§ Required task
Please resume the near-duplicate image search readme right after its final line.

§ Document extract
###
Giter Club home page Giter Club logo

fast-near-duplicate-image-search's Introduction

Fast Near-Duplicate Image Search and Delete

  • Author: Umberto Griffo
  • Twitter: @UmbertoGriffo

This Python script is a command line tool for visualizing, checking and deleting near-duplicate images from the target directory. In order to find similar images this script hashes the images using pHash from ImageHash library, adding the hash into a KDTree and perform a nearest neighbours search. In addition, near-duplicate images can be visualized generating a t-SNE (t-distributed Stochastic Neighbor Embedding) using a feature vector for each image derived from the pHash function.

I take no responsibility for bugs in this script or accidentally deleted pictures. Use at your own risk. Make sure you back up your pictures before using. This algorithm is intended to find nearly duplicate images. It is NOT intended to find images that are conceptually similar.

Contents

pHash definition

Features in the image are used to generate a distinct (but not unique) fingerprint, and these fingerprints are comparable. Perceptual hashes are a different concept compared to cryptographic hash functions like MD5 and SHA1.

phash

With cryptographic hashes, the hash values are random. The data used to generate the hash acts like a random seed, so the same data will generate the same result, but different data will create different results. Comparing two SHA1 hash values really only tells you two things. If the hashes are different, then the data is different. And if the hashes are the same, then the data is likely the same. (Since there is a possibility of a hash collision, having the same hash values does not guarantee the same data.) In contrast, perceptual hashes can be compared giving you a sense of similarity between the two data sets. Using pHash images can be scaled larger or smaller, have different aspect ratios, and even minor coloring differences (contrast, brightness, etc.) and they will still match similar images.

KDTree definition

A KDTree(short for k-dimensional tree) is a space-partitioning data structure for organizing points in a k-dimensional space. In particular, KDTree helps organize and partition the data points based on specific conditions. KDTree is a useful for several applications, such as searches involving a multidimensional search key (e.g. range searches and nearest neighbor searches).

Complexity (Average)

Scape Search Insert Delete
O(n) O(log n) O(log n) O(log n)

where n is the number of points.

Search

phases

Deletion

delete

Installation

Check INSTALL.md for installation instructions.

How to use the Makefile

Prerequisites

Install Python3 and virtualenv see Option 2 in INSTALL.md

  • All-in-one: make all
    • Setup, test and package.
  • Setup: make setup-env
    • Installs all dependencies.
  • Export dependencies of the environment: make export_env
    • Export a requirements.txt file containing the detailed dependencies of the environment.
  • Test: make test
    • Runs all tests.
###
§ Dataset excerpts
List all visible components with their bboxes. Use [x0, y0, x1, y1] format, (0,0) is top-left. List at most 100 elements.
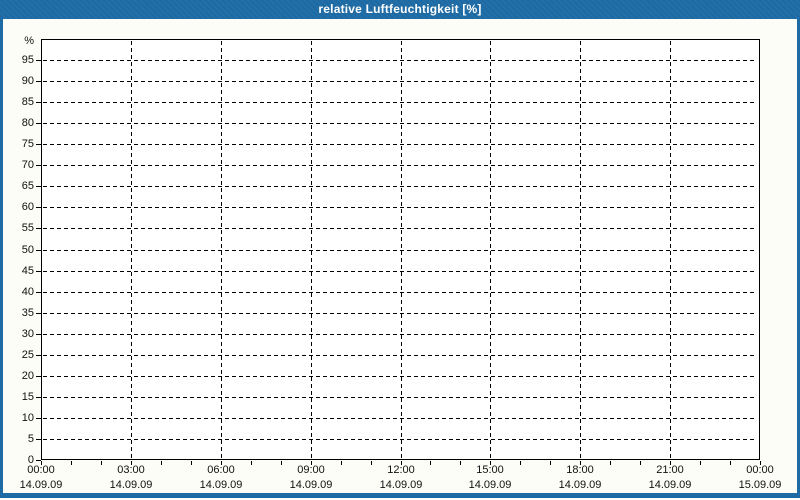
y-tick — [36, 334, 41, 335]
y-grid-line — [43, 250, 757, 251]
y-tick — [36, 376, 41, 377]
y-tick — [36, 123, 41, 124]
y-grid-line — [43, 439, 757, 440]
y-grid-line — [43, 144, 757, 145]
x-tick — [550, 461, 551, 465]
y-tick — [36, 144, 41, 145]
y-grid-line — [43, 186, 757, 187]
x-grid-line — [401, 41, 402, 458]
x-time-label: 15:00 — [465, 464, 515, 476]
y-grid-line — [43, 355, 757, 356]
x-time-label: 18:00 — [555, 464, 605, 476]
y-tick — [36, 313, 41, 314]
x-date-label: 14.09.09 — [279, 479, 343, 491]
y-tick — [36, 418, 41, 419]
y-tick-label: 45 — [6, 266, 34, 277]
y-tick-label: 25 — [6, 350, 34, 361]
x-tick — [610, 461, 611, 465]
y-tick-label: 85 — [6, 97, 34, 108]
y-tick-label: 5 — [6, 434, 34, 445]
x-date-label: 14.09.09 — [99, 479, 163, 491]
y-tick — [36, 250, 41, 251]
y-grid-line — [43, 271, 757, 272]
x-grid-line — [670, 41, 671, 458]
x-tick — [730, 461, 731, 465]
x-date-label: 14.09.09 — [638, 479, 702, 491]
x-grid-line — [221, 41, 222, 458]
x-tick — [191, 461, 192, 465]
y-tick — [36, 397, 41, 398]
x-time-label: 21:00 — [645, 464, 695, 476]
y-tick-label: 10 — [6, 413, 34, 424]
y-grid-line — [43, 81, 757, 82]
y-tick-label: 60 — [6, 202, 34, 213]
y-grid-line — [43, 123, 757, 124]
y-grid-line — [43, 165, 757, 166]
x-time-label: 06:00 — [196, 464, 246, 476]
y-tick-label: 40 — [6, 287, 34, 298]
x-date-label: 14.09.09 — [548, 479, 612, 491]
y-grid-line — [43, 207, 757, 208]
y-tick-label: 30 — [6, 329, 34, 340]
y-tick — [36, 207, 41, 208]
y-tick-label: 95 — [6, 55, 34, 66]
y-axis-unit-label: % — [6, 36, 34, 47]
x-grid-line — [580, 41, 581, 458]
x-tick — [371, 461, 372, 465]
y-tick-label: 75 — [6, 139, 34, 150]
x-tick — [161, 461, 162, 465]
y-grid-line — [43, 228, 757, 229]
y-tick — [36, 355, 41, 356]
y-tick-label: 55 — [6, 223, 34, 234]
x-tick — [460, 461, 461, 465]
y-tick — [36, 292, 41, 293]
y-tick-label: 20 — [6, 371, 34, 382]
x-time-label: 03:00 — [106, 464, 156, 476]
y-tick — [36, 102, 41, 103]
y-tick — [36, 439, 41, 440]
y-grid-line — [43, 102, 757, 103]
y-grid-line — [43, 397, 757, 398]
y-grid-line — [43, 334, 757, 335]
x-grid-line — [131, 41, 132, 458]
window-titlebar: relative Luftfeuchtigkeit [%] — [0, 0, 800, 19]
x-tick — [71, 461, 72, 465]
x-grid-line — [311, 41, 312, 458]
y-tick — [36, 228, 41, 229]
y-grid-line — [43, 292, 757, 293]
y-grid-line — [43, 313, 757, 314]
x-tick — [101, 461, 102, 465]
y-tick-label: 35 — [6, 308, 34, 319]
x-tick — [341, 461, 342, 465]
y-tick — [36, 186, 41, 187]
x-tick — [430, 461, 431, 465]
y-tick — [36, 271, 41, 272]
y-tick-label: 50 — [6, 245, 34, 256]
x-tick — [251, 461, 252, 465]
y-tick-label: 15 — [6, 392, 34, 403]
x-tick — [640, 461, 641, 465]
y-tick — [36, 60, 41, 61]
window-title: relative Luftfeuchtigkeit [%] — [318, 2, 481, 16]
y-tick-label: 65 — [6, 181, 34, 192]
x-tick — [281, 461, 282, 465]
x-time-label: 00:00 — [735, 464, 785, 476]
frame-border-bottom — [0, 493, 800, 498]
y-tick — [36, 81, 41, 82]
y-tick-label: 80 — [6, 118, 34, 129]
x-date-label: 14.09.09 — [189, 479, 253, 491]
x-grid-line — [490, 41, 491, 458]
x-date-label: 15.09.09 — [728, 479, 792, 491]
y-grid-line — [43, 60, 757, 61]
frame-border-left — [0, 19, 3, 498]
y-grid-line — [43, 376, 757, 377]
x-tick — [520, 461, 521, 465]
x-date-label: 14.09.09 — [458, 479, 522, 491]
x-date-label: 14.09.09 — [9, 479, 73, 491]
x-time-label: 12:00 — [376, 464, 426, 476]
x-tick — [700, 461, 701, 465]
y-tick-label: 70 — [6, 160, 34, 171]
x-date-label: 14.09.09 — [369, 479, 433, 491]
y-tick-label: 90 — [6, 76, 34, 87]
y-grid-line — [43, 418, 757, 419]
###
§ Final result
    • Using pytest
  • Clean: make clean
    • Removes the environment.
    • Removes all cached files.
  • Check: make check
    • Use It to check that which pip3 and which python3 points to the right path.
  • Lint: make lint
    • Checks PEP8 conformance and code smells using pylint.
  • Package: make package
    • Creates a bundle of software to be installed.

Note: Run Setup as your init command (or after Clean)

Usage

Arguments

  <command>             delete or show or search.

  --images-path /path/to/images/
                        The Directory containing images.
  --output-path /path/to/output/
                        The Directory containing results.
  -q /path/to/image/, --query /path/to/image/
                        Path to the query image
  --tree-type {KDTree,cKDTree}
  --leaf-size LEAF_SIZE
                        Leaf size of the tree.
  --hash-algorithm {average_hash,dhash,phash,whash}
                        Hash algorithm to use.
  --hash-size HASH_SIZE
                        Hash size to use.
  -d {euclidean,l2,minkowski,p,manhattan,cityblock,l1,chebyshev,infinity}, --distance-metric {euclidean,l2,minkowski,p,manhattan,cityblock,l1,chebyshev,infinity}
                        Distance metric to use
  --nearest-neighbors NEAREST_NEIGHBORS
                        # of nearest neighbors.
  --threshold THRESHOLD
                        Threshold.
  --parallel [parallel]
                        Whether to parallelize the computation.
  --batch-size BATCH_SIZE
                        The batch size is used when parallel is set to true.
  --backup-keep [BACKUP_KEEP]
                        Whether to save the image to keep into a folder.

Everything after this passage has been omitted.